### RECORDS SUPPLIED
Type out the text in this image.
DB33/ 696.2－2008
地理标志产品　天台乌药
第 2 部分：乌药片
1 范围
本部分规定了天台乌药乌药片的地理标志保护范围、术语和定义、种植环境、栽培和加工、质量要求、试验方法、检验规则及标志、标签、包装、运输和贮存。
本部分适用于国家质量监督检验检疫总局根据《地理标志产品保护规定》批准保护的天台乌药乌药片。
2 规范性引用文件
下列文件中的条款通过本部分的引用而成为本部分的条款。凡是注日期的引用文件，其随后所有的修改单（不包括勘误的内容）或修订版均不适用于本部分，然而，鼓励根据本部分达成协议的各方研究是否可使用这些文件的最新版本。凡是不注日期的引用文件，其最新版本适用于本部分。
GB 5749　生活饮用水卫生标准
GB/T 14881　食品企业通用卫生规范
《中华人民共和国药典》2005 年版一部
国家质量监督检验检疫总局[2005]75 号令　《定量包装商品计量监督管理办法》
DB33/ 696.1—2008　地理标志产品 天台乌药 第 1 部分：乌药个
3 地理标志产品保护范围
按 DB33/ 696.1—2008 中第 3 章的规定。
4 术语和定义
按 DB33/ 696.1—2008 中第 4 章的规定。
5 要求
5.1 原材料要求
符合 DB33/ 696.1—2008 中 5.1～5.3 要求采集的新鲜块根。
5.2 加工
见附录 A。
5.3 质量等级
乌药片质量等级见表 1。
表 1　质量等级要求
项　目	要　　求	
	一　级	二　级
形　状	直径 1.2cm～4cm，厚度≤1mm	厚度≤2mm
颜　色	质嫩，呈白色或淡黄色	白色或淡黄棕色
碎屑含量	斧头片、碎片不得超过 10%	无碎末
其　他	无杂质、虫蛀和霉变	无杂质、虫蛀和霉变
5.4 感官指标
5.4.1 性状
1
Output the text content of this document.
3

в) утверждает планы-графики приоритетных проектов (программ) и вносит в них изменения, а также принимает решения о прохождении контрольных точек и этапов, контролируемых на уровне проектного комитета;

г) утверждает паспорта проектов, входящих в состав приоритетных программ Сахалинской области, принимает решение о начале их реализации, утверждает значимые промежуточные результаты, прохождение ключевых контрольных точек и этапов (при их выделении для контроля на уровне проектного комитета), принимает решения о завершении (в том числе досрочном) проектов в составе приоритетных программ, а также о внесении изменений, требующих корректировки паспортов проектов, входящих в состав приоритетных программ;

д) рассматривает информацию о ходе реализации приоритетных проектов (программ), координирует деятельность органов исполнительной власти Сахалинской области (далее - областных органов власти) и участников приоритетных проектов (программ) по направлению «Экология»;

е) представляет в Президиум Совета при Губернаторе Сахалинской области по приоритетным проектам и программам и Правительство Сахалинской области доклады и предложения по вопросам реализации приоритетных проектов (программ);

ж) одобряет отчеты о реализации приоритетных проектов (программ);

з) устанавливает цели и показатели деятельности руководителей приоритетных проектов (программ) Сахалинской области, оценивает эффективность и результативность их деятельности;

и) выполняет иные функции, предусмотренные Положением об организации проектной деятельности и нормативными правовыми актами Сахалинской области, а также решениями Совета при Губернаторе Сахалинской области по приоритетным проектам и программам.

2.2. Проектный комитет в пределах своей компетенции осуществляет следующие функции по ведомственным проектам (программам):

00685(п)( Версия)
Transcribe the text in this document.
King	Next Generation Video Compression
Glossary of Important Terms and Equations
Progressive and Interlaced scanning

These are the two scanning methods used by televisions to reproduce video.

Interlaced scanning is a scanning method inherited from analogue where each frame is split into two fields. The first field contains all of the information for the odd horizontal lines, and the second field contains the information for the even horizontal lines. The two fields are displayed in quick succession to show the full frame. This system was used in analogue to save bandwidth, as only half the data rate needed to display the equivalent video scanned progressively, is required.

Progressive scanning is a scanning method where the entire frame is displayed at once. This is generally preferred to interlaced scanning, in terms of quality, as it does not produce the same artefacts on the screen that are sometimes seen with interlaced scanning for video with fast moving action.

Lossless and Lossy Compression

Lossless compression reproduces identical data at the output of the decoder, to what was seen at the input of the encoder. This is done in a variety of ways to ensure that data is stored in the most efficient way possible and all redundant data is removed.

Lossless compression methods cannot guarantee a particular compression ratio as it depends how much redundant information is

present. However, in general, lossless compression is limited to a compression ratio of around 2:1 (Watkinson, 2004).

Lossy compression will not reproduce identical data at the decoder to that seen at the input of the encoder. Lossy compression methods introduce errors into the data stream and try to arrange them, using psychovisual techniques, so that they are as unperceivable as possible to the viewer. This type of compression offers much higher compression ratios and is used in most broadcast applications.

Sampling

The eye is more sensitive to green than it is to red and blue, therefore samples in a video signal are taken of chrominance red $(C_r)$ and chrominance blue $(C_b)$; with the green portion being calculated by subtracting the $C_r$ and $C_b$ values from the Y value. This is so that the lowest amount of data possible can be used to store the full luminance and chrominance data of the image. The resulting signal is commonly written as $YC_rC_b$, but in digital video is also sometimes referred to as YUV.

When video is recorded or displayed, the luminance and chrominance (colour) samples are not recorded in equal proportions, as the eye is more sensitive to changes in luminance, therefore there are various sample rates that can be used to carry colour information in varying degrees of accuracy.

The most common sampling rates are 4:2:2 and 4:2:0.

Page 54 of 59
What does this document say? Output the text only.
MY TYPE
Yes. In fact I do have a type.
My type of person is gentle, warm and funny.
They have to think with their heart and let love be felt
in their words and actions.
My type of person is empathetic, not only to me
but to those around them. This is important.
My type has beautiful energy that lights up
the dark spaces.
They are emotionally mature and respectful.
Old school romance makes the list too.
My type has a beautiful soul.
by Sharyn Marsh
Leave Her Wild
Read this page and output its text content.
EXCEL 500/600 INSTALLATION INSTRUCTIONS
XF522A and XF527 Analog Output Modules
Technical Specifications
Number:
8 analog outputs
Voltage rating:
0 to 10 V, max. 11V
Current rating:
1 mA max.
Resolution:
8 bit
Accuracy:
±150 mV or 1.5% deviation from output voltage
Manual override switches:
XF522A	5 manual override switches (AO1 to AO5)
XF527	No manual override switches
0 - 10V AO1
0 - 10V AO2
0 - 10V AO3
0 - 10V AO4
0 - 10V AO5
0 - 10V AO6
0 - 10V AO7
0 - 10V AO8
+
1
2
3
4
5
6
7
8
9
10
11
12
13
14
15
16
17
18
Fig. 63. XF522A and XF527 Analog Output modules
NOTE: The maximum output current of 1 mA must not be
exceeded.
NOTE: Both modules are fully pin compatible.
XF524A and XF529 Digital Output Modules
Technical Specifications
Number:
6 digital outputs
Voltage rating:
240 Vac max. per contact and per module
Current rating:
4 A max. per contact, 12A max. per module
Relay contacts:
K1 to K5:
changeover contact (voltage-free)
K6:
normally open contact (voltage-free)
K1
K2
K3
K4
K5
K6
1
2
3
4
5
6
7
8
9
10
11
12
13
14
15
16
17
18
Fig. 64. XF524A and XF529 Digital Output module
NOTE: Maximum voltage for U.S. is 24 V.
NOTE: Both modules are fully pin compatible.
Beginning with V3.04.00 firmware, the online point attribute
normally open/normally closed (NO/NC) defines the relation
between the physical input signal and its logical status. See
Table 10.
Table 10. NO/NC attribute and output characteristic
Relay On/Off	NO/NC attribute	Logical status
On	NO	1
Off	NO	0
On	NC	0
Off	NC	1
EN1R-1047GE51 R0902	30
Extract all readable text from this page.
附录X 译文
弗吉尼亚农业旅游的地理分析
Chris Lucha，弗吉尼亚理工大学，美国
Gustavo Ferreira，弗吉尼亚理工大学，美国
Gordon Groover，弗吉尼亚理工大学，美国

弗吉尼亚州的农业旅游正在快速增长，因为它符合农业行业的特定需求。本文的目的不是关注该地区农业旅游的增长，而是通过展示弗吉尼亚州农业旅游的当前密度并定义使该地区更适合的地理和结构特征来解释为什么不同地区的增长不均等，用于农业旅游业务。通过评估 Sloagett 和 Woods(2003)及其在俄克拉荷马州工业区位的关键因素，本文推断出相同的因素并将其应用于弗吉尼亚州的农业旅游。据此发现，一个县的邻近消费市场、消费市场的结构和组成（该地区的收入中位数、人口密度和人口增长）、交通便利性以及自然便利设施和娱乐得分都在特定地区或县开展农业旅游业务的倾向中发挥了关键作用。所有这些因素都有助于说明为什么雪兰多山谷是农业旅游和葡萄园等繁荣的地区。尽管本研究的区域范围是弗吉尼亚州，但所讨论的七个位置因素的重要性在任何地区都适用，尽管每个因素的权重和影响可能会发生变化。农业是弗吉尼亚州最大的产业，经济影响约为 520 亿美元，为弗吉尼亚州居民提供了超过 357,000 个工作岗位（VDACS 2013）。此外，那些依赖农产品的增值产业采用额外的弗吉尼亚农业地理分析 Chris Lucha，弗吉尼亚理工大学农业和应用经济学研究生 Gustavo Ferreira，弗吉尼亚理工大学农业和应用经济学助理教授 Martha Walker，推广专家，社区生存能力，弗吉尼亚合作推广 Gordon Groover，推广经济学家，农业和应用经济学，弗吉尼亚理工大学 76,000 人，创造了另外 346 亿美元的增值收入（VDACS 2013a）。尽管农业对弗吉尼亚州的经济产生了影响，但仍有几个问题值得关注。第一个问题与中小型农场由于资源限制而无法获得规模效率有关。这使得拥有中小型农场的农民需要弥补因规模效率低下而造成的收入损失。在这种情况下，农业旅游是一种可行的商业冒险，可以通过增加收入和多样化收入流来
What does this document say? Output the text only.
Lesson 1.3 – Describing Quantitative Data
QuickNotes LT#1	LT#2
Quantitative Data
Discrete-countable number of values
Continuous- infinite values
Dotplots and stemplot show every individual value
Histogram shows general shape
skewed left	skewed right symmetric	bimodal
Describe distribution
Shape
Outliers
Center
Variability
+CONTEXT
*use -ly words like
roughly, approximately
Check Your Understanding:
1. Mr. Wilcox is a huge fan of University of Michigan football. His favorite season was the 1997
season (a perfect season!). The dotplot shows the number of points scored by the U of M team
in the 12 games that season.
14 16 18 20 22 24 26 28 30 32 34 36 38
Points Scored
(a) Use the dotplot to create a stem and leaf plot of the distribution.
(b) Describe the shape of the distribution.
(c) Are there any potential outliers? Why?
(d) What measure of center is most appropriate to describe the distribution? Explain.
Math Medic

### EXERCISE AIM
Report each line in the preceding entries that holds the string "have".

### COMPLETE ANSWER
Yes. In fact I do have a type.
They have to think with their heart and let love be felt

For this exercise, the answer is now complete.